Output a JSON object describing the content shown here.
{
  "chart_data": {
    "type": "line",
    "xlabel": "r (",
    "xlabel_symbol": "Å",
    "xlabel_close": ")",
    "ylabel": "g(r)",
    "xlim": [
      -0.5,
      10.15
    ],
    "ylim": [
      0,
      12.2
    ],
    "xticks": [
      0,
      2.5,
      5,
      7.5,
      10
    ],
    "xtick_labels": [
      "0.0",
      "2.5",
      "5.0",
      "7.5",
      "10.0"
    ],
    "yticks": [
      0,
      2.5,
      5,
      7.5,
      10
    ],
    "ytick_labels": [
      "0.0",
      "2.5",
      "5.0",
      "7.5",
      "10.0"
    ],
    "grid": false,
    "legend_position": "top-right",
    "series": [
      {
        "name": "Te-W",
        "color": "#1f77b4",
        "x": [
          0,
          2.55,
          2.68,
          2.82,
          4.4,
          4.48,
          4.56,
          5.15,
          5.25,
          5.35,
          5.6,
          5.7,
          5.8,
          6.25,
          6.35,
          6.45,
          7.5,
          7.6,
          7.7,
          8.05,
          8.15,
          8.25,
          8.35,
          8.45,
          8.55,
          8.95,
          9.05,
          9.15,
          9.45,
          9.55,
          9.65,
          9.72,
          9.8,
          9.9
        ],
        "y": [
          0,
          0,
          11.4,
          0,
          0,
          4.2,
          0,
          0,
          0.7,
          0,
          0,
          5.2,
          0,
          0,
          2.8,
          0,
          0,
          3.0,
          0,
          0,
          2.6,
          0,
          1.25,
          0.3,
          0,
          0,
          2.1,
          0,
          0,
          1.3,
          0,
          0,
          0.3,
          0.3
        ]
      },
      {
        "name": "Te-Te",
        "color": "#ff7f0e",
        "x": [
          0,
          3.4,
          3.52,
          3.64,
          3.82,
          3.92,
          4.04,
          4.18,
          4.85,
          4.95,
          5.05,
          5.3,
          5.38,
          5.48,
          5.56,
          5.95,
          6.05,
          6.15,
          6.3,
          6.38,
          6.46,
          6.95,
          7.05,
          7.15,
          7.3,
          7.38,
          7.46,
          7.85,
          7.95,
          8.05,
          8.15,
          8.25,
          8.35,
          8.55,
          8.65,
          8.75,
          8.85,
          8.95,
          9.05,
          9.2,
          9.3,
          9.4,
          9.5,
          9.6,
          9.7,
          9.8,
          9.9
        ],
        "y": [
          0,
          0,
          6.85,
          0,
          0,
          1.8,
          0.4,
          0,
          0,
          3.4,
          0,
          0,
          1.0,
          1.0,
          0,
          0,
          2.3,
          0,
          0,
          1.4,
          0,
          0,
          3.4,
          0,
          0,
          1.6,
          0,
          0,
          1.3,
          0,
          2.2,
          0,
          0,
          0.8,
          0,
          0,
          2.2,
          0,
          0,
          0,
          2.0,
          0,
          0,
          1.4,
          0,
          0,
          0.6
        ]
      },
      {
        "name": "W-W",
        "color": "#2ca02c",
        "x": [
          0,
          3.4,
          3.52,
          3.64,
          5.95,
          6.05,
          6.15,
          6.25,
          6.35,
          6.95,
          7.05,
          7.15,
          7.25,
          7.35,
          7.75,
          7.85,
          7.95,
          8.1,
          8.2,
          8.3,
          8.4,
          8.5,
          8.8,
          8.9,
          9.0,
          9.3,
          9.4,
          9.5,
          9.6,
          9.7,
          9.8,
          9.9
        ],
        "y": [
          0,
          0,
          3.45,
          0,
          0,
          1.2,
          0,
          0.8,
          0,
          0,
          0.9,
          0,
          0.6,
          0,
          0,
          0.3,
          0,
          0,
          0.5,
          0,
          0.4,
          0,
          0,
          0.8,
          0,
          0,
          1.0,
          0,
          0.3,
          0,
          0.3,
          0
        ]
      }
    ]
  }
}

----------------------------------------

▶ Given instruction
Copy out each line of the data where the string "color" appears.

▶ Answer
        "color": "#1f77b4",
        "color": "#ff7f0e",
        "color": "#2ca02c",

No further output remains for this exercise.